#### EXERCISE GOAL
Where a line of the material contains the string "this", copy that line.

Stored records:
------------------------------------------------

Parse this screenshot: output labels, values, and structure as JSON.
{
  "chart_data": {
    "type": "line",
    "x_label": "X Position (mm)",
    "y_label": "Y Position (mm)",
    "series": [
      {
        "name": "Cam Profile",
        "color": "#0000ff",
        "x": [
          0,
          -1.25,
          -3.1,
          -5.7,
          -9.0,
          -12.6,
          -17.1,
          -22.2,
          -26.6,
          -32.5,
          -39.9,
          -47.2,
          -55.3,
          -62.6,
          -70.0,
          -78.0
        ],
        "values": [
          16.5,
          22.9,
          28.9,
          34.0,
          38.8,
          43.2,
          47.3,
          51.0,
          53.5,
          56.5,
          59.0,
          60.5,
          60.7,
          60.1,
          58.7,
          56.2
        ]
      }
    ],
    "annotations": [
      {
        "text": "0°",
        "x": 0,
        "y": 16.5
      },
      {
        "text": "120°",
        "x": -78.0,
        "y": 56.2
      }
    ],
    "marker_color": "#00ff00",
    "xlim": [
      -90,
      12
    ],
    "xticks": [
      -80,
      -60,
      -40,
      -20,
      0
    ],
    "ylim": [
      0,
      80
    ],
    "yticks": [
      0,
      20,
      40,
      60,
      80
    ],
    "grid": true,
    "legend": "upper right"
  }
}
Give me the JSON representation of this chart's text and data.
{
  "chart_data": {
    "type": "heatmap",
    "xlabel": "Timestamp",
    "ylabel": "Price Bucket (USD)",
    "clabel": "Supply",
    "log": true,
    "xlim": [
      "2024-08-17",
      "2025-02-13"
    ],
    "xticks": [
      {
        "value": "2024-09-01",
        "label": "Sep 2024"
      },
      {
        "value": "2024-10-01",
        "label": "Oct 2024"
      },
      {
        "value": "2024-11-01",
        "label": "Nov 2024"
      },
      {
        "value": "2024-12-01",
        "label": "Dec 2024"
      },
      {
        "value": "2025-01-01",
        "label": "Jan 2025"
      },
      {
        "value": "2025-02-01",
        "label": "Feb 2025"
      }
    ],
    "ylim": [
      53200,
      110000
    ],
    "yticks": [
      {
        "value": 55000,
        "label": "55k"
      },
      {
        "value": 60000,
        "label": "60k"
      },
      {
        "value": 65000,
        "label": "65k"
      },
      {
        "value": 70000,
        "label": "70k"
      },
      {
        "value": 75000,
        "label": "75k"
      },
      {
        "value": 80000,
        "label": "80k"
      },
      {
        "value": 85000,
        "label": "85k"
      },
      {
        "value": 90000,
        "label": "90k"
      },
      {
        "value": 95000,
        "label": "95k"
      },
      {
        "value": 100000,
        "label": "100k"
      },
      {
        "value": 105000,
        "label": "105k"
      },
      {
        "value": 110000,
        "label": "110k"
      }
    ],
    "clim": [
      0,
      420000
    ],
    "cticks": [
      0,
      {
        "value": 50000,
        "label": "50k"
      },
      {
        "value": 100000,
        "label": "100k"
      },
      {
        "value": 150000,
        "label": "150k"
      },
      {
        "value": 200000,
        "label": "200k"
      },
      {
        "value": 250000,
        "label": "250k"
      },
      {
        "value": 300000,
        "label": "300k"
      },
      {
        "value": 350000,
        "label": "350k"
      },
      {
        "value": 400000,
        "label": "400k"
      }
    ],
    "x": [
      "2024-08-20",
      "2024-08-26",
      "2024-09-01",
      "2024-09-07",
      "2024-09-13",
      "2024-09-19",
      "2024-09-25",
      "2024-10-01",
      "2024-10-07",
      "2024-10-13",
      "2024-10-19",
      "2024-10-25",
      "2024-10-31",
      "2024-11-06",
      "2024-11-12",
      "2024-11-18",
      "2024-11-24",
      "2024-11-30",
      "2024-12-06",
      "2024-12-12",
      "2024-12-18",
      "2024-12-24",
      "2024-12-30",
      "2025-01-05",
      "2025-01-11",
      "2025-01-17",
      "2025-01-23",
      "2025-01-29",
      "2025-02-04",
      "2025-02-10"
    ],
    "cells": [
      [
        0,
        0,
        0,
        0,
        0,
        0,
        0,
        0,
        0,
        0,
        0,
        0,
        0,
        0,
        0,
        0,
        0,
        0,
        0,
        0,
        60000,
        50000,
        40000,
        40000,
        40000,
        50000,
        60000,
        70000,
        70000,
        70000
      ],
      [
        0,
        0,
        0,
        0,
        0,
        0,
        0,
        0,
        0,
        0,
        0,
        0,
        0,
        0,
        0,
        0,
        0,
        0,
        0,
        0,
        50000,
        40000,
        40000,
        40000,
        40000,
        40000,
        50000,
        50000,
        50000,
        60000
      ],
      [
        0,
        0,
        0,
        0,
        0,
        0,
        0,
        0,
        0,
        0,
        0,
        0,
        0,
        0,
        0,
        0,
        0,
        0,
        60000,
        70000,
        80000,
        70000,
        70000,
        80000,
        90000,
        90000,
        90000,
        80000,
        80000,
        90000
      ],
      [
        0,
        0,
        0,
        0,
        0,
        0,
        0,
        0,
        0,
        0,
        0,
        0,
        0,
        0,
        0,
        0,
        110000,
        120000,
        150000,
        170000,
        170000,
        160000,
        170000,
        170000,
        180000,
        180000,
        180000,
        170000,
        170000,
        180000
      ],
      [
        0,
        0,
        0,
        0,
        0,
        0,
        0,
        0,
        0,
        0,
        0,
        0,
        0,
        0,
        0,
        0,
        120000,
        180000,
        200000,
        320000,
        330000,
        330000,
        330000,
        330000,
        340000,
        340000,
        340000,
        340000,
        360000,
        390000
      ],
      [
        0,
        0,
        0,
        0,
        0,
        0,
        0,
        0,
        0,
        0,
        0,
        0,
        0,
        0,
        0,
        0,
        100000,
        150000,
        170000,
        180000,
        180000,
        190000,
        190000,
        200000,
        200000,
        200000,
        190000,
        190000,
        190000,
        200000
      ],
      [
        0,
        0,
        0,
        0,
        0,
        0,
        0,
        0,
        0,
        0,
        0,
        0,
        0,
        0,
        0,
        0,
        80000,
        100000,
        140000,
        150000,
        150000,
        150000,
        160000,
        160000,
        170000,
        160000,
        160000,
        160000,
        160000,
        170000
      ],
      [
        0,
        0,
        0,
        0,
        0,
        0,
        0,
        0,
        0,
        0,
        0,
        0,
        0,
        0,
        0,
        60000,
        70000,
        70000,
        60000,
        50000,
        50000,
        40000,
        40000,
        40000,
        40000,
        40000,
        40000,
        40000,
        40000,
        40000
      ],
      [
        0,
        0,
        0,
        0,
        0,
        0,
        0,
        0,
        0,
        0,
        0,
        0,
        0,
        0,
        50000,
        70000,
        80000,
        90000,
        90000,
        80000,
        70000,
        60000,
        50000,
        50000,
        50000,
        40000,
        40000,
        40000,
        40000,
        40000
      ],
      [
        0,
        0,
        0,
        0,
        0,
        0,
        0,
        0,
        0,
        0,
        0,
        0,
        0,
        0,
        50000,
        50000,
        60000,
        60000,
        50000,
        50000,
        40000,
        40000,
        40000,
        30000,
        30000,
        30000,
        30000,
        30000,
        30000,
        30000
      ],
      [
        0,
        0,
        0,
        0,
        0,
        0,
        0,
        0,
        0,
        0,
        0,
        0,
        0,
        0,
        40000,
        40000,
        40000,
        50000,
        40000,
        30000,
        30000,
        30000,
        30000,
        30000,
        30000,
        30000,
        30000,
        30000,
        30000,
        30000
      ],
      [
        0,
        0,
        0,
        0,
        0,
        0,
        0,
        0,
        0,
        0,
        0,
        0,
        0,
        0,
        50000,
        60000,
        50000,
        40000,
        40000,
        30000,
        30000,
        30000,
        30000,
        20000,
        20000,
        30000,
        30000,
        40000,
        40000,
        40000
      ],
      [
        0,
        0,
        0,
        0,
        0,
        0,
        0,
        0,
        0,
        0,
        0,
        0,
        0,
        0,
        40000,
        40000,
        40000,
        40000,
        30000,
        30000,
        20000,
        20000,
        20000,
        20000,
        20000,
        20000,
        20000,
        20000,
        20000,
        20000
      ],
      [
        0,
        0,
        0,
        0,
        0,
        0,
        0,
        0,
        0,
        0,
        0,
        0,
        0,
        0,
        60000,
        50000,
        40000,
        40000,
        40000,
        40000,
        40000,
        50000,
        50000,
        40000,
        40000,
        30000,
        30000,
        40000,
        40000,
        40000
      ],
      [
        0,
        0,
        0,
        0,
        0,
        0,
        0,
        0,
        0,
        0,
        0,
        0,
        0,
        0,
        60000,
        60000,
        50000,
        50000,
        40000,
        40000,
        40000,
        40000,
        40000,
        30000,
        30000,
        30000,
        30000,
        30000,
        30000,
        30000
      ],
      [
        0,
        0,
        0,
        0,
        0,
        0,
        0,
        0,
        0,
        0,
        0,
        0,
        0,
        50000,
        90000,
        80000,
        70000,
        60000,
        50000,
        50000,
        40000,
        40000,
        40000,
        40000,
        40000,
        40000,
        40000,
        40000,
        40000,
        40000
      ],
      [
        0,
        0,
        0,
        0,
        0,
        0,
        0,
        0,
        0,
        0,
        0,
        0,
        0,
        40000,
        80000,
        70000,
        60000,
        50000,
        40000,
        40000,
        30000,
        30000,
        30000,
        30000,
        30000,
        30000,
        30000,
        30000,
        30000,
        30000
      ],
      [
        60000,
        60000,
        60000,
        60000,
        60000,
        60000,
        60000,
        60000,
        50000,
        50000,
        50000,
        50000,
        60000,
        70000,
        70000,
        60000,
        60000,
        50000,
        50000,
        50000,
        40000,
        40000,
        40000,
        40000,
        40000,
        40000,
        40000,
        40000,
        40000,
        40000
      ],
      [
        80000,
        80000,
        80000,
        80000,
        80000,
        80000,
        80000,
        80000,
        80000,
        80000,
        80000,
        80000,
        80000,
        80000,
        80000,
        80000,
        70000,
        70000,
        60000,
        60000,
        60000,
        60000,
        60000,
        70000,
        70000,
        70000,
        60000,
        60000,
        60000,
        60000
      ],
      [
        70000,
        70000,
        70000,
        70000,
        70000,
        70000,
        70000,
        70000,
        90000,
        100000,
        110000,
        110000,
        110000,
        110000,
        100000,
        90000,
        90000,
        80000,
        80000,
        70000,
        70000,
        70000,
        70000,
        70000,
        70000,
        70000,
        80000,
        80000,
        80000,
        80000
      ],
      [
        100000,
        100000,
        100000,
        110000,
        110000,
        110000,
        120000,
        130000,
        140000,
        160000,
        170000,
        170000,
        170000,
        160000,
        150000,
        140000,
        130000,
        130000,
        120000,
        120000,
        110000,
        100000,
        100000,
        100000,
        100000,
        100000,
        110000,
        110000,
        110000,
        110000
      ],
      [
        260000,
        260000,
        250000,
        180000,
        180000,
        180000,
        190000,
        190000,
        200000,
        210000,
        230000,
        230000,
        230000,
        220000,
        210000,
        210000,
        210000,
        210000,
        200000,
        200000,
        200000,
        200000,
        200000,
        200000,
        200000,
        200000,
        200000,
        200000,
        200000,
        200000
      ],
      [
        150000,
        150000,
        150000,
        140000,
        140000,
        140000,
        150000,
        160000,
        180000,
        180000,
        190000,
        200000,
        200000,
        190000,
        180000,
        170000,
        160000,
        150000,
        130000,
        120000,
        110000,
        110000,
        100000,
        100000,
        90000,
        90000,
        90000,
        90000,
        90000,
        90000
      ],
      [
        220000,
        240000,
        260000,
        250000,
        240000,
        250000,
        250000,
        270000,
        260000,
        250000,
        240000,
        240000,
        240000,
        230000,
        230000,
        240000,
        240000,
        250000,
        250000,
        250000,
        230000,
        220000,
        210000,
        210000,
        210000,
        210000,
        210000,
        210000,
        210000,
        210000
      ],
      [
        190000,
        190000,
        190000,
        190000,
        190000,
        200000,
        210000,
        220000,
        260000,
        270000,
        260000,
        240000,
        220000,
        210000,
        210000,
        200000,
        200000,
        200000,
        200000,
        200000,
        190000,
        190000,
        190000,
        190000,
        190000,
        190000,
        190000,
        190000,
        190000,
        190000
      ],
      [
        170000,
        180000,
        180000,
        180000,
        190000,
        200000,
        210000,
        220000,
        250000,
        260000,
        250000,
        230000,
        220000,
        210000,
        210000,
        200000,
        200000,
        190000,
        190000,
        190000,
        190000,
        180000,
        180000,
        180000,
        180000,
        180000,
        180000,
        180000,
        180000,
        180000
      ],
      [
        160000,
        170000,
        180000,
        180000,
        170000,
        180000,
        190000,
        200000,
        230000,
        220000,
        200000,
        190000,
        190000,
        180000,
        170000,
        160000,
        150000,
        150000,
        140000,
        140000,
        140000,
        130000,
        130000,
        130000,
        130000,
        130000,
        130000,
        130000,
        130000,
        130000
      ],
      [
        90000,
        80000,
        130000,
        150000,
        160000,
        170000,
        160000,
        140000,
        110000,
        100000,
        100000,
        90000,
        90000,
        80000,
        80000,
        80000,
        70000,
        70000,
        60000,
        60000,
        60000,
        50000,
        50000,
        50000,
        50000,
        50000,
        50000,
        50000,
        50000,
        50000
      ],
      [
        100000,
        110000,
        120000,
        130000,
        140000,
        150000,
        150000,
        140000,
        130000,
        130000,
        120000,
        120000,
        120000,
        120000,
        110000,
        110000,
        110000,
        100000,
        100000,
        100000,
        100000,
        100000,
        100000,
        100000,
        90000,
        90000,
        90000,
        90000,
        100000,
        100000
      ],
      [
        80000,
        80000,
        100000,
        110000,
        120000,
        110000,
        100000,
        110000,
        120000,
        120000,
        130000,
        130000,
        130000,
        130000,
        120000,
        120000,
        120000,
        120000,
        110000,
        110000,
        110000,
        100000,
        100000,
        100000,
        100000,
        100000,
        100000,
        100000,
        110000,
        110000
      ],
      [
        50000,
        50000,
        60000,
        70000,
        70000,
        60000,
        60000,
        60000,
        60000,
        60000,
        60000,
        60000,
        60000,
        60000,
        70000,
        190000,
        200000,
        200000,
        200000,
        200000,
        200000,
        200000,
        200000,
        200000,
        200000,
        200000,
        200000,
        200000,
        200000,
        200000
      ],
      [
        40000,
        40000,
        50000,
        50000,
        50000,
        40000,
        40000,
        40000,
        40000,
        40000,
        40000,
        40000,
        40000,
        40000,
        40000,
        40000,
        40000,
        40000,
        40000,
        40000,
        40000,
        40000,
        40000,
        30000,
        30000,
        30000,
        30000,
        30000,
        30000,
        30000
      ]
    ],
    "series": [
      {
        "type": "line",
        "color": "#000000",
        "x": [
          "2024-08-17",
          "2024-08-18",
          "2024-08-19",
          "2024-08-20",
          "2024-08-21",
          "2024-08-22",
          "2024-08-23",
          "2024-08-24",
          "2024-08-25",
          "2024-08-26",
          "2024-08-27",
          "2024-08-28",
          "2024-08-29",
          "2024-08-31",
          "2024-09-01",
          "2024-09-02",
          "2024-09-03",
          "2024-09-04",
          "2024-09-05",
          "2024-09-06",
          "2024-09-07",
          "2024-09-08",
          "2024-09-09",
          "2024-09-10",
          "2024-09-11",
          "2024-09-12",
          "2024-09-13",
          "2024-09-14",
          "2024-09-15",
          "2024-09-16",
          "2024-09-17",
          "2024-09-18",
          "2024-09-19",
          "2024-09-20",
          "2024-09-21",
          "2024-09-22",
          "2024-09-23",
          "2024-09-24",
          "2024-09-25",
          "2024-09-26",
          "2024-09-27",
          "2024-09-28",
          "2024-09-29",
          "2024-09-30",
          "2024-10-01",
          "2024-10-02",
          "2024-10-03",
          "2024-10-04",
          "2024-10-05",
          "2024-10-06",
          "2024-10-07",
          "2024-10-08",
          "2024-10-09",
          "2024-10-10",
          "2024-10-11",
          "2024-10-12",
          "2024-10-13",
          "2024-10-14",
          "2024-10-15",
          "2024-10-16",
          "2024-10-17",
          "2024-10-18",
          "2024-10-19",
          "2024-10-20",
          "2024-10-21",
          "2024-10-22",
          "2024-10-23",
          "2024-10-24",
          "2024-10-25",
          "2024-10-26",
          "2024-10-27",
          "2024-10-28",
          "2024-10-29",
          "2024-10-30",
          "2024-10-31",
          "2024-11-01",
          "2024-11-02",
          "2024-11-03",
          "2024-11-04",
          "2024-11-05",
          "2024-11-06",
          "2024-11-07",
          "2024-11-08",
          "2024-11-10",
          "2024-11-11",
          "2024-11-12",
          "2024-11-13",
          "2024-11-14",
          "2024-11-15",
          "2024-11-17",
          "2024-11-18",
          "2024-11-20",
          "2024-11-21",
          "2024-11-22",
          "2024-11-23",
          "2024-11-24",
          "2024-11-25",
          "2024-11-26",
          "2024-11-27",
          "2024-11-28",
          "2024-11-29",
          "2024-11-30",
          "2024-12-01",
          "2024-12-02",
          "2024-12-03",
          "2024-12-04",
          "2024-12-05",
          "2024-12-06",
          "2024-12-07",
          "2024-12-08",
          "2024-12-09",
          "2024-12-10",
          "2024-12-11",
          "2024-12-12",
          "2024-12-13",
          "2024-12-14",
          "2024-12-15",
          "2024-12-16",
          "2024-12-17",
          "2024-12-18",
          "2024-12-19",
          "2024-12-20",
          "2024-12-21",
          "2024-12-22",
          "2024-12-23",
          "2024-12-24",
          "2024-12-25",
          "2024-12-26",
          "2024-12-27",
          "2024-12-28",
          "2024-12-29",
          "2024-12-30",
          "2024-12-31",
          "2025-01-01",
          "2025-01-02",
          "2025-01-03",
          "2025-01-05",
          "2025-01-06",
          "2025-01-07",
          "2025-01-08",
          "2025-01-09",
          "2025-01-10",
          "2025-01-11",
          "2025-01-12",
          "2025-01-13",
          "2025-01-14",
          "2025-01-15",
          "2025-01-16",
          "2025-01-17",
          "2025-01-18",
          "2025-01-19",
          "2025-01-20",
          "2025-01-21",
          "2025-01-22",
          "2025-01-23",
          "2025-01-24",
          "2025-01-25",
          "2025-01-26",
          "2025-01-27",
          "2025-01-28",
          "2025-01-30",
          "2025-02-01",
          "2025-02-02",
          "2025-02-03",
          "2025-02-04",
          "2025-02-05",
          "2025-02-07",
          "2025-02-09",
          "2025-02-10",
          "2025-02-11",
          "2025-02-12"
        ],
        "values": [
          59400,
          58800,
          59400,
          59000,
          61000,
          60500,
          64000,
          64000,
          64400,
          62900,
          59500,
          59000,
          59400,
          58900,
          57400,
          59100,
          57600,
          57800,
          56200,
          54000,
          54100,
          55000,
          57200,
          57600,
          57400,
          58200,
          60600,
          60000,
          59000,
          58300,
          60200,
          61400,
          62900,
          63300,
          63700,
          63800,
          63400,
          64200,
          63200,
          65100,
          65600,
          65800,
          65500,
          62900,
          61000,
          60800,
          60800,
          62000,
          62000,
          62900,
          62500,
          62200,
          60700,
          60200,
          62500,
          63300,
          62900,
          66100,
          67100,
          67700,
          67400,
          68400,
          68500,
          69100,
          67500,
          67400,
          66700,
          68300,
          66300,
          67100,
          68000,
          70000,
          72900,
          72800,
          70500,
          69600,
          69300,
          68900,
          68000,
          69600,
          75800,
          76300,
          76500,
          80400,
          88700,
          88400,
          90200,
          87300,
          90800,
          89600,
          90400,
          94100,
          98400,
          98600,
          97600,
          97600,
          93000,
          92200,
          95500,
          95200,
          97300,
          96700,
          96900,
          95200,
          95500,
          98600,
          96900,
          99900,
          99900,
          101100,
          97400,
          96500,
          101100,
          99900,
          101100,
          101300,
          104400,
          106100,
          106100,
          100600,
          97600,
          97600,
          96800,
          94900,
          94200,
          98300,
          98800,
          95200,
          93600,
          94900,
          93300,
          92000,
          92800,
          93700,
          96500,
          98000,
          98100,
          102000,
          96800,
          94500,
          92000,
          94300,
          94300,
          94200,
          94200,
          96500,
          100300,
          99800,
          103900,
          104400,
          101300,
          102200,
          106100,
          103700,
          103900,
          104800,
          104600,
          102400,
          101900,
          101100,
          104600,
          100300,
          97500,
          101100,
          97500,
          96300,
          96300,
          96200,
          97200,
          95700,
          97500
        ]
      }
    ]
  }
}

------------------------------------------------

#### ANSWER FOR THE TASK
Parse this screenshot: output labels, values, and structure as JSON.
Give me the JSON representation of this chart's text and data.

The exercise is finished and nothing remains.